Spot each line in the records below where the word "Xenarthra" occurs, then copy it.

========================================

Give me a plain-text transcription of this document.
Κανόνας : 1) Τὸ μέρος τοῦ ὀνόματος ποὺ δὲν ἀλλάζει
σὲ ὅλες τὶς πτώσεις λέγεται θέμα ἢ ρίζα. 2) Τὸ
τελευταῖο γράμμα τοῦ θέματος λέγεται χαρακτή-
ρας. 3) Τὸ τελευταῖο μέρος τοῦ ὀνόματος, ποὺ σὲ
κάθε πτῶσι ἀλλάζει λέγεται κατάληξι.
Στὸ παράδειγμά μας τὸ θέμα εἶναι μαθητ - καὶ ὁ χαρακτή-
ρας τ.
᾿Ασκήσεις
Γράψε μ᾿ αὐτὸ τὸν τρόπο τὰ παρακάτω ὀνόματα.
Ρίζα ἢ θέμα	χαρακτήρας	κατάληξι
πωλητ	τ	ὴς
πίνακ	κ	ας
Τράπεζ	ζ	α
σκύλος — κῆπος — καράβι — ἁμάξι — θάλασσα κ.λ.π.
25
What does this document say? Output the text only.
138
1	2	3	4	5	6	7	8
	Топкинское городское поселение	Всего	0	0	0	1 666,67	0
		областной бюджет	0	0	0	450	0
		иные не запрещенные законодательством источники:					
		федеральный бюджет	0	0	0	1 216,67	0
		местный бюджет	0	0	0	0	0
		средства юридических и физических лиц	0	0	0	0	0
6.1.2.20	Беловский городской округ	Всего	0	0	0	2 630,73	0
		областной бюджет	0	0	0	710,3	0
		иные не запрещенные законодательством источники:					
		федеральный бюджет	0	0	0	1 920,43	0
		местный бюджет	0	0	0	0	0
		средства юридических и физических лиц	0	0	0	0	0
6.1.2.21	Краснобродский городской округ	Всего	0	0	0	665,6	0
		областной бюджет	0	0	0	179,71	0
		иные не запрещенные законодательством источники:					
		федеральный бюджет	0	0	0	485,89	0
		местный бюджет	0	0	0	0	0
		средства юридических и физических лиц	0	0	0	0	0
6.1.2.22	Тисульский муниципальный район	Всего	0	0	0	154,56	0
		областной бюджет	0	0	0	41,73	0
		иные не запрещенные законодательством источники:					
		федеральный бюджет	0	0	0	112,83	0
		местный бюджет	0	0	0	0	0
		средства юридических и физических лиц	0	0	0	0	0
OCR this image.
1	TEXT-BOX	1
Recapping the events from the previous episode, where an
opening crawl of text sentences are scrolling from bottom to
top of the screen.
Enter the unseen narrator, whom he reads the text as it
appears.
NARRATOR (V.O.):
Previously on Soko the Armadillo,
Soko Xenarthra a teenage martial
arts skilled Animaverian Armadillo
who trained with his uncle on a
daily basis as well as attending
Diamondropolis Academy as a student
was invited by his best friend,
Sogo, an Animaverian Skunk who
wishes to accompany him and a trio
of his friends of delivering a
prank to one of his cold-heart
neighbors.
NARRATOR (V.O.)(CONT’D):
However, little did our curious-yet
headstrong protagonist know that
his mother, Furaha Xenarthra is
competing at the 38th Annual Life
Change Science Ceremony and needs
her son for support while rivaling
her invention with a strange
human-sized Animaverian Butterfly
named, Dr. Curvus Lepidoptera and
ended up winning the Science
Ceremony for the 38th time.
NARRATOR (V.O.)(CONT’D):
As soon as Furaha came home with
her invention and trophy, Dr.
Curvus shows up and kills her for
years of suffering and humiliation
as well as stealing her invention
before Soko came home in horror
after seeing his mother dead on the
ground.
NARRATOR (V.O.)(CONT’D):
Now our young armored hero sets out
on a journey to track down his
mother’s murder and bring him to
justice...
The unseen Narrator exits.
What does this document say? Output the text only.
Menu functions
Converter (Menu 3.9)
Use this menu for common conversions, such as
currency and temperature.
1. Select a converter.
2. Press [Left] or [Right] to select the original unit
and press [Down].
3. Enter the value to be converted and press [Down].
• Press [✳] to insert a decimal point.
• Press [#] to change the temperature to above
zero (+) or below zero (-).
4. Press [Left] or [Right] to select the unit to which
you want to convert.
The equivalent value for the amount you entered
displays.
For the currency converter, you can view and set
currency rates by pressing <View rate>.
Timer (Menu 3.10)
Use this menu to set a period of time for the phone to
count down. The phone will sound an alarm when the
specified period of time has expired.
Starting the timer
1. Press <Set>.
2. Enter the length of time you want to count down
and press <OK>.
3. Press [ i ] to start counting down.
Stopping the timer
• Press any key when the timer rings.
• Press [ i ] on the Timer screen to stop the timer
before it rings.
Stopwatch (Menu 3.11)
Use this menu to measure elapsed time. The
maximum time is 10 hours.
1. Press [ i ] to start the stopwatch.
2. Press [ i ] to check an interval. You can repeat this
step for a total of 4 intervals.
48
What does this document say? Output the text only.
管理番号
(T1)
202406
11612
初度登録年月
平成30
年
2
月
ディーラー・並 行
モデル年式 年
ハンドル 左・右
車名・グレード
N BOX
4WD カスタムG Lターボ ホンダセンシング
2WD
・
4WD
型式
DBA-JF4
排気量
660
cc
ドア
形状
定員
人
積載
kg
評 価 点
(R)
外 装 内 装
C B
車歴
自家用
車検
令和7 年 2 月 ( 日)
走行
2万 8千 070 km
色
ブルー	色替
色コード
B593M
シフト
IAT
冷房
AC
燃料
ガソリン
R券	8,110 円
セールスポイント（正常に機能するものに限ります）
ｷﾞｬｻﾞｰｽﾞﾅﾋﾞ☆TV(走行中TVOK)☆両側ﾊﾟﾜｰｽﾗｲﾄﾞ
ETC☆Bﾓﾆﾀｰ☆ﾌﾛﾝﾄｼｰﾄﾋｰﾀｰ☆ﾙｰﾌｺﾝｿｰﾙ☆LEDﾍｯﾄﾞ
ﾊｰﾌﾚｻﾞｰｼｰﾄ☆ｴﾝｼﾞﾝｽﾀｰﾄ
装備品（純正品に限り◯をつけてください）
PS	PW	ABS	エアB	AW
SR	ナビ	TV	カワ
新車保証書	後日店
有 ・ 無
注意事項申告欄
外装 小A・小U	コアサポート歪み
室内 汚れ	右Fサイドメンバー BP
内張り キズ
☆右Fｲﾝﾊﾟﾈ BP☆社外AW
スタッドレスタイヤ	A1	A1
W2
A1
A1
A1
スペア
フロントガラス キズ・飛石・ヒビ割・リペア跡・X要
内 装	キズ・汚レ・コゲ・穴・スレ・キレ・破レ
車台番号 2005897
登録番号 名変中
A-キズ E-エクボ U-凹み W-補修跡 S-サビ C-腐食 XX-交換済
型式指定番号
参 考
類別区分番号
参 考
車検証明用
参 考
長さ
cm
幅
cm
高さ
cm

========================================

• Complete output:
Soko Xenarthra a teenage martial
his mother, Furaha Xenarthra is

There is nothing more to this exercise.